**Short problem**
Leaving out the pictures, transcribe all of the records faithfully.

**Information supplied**
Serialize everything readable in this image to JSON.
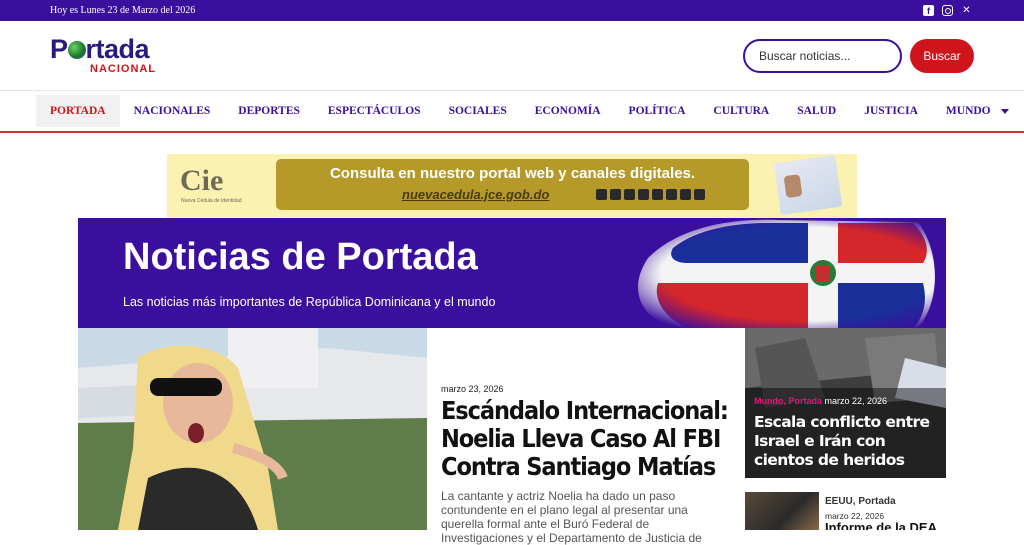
{
  "topbar": {
    "date": "Hoy es Lunes 23 de Marzo del 2026",
    "social_icons": [
      "facebook-icon",
      "instagram-icon",
      "x-icon"
    ]
  },
  "header": {
    "logo_line1": "Portada",
    "logo_line2": "NACIONAL",
    "search_placeholder": "Buscar noticias...",
    "search_button": "Buscar"
  },
  "nav": {
    "items": [
      "PORTADA",
      "NACIONALES",
      "DEPORTES",
      "ESPECTÁCULOS",
      "SOCIALES",
      "ECONOMÍA",
      "POLÍTICA",
      "CULTURA",
      "SALUD",
      "JUSTICIA",
      "MUNDO"
    ],
    "active_index": 0
  },
  "banner": {
    "brand": "Cie",
    "brand_sub": "Nueva Cédula de Identidad",
    "headline": "Consulta en nuestro portal web y canales digitales.",
    "url": "nuevacedula.jce.gob.do"
  },
  "hero": {
    "title": "Noticias de Portada",
    "subtitle": "Las noticias más importantes de República Dominicana y el mundo"
  },
  "featured": {
    "date": "marzo 23, 2026",
    "title": "Escándalo Internacional: Noelia Lleva Caso Al FBI Contra Santiago Matías",
    "excerpt": "La cantante y actriz Noelia ha dado un paso contundente en el plano legal al presentar una querella formal ante el Buró Federal de Investigaciones y el Departamento de Justicia de"
  },
  "side_stories": [
    {
      "categories": "Mundo, Portada",
      "date": "marzo 22, 2026",
      "title": "Escala conflicto entre Israel e Irán con cientos de heridos"
    },
    {
      "categories": "EEUU, Portada",
      "date": "marzo 22, 2026",
      "title": "Informe de la DEA"
    }
  ],
  "colors": {
    "brand_purple": "#3b0f9e",
    "accent_red": "#d0141b",
    "category_pink": "#e0157a"
  }
}
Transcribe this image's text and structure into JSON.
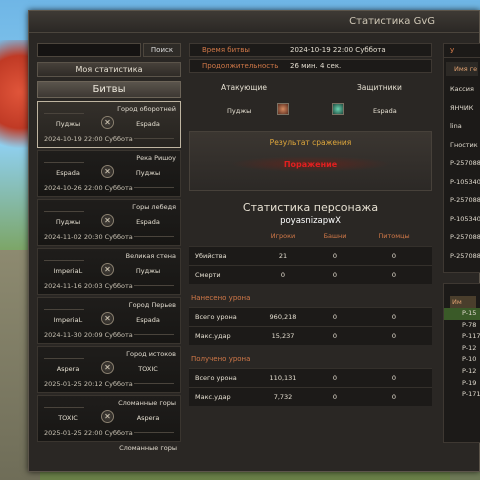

**Result**
Serialize everything readable in this image to JSON.
{
  "topbar": {
    "date": "Hoy es Lunes 23 de Marzo del 2026",
    "social_icons": [
      "facebook-icon",
      "instagram-icon",
      "x-icon"
    ]
  },
  "header": {
    "logo_line1": "Portada",
    "logo_line2": "NACIONAL",
    "search_placeholder": "Buscar noticias...",
    "search_button": "Buscar"
  },
  "nav": {
    "items": [
      "PORTADA",
      "NACIONALES",
      "DEPORTES",
      "ESPECTÁCULOS",
      "SOCIALES",
      "ECONOMÍA",
      "POLÍTICA",
      "CULTURA",
      "SALUD",
      "JUSTICIA",
      "MUNDO"
    ],
    "active_index": 0
  },
  "banner": {
    "brand": "Cie",
    "brand_sub": "Nueva Cédula de Identidad",
    "headline": "Consulta en nuestro portal web y canales digitales.",
    "url": "nuevacedula.jce.gob.do"
  },
  "hero": {
    "title": "Noticias de Portada",
    "subtitle": "Las noticias más importantes de República Dominicana y el mundo"
  },
  "featured": {
    "date": "marzo 23, 2026",
    "title": "Escándalo Internacional: Noelia Lleva Caso Al FBI Contra Santiago Matías",
    "excerpt": "La cantante y actriz Noelia ha dado un paso contundente en el plano legal al presentar una querella formal ante el Buró Federal de Investigaciones y el Departamento de Justicia de"
  },
  "side_stories": [
    {
      "categories": "Mundo, Portada",
      "date": "marzo 22, 2026",
      "title": "Escala conflicto entre Israel e Irán con cientos de heridos"
    },
    {
      "categories": "EEUU, Portada",
      "date": "marzo 22, 2026",
      "title": "Informe de la DEA"
    }
  ],
  "colors": {
    "brand_purple": "#3b0f9e",
    "accent_red": "#d0141b",
    "category_pink": "#e0157a"
  }
}
Transcribe this image's text and structure into JSON.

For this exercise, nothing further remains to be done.